Failure to Use Gait Belts and Follow Transfer Care Plans
Penalty
Summary
Surveyors identified a deficiency in which staff did not follow the facility’s mandatory gait belt transfer policy or residents’ care plans requiring gait belt use for physical assist transfers. One resident with Type 2 DM, CHF, severe cognitive impairment, and a care plan requiring a walker, gait belt, and one-person assist for transfers was observed being transferred from wheelchair to bed by a CNA who did not use a gait belt, instead pulling under the resident’s arm and by the waistband of his pants. Another resident with Parkinson’s disease, severe cognitive impairment, and a care plan requiring a gait belt and walker or sit-to-stand device with one-person assist for transfers was transferred to and from the toilet by a CNA without a gait belt or walker; the CNA used one hand to guide the resident’s hip and the other to pull the wheelchair into position behind the resident. A third resident with dementia, cerebral infarction, severe cognitive impairment, and a care plan requiring a gait belt, sit-to-stand device, and one-person assist for transfers was repeatedly transferred without a gait belt. The CNA lifted the resident under both axillae from bed to a high-back wheelchair, then into and out of the bathroom using the handrail and lifting under one axilla, again without a gait belt. During a subsequent transfer from wheelchair to bed, the CNA did not lock the wheelchair and did not apply a gait belt; as the resident grabbed the bed rail and the CNA lifted under the axilla, the wheelchair rolled away, leaving the resident sitting on the edge of the bed and nearly falling before the CNA was able, after several attempts, to get the resident’s legs and feet onto the bed. A fourth resident with Alzheimer’s disease, severe cognitive impairment, and a care plan requiring a gait belt and walker with one-person assist for transfers was transferred between wheelchair and toilet by a CNA who did not use a gait belt, instead pulling the resident up by her pants and under her arm and then holding onto the pants while pulling the wheelchair into position. Multiple CNAs later stated that gait belts are used for transferring residents, and the facility’s written policy states that use of a gait belt for all physical assist transfers is mandatory.

→ TO DO: In the summary of the gait belt deficiency, what happened to the wheelchair when the CNA did not lock it during the third resident's transfer from wheelchair to bed?

→ GIVEN RECORDS:

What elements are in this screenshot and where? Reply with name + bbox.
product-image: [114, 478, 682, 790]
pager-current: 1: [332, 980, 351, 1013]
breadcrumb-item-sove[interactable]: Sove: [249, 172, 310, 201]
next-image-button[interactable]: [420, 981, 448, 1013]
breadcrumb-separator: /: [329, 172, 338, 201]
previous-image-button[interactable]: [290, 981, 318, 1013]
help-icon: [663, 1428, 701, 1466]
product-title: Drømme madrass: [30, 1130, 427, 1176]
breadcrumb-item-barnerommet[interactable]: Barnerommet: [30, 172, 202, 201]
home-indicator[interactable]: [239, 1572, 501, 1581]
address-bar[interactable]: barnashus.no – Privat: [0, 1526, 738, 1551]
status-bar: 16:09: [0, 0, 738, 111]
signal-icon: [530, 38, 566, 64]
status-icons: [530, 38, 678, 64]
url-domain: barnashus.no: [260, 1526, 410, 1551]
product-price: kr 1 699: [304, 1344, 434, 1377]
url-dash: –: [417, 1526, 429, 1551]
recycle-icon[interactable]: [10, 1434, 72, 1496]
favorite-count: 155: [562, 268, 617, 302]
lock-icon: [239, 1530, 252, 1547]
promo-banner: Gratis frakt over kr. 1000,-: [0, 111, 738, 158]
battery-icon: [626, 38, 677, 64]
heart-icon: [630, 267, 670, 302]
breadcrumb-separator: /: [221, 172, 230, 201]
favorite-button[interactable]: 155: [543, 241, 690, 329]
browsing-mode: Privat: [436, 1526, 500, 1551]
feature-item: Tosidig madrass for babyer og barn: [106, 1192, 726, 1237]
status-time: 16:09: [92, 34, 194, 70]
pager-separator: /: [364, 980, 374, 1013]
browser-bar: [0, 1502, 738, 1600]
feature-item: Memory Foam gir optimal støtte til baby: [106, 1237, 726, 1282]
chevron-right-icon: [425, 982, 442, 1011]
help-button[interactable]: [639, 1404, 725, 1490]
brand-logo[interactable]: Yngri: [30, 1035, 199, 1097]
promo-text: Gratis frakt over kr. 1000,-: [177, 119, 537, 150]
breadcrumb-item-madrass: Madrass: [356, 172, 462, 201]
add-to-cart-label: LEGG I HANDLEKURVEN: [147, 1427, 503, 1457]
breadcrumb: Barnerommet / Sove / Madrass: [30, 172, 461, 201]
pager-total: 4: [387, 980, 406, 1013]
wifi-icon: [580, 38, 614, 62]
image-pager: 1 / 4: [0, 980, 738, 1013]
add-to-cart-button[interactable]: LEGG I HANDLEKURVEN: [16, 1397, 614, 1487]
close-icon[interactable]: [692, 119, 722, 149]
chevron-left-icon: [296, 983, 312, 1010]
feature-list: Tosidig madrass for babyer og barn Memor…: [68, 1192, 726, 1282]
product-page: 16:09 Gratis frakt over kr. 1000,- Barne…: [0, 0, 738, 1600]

→ FINAL ANSWER: It rolled away, leaving the resident sitting on the edge of the bed and nearly falling.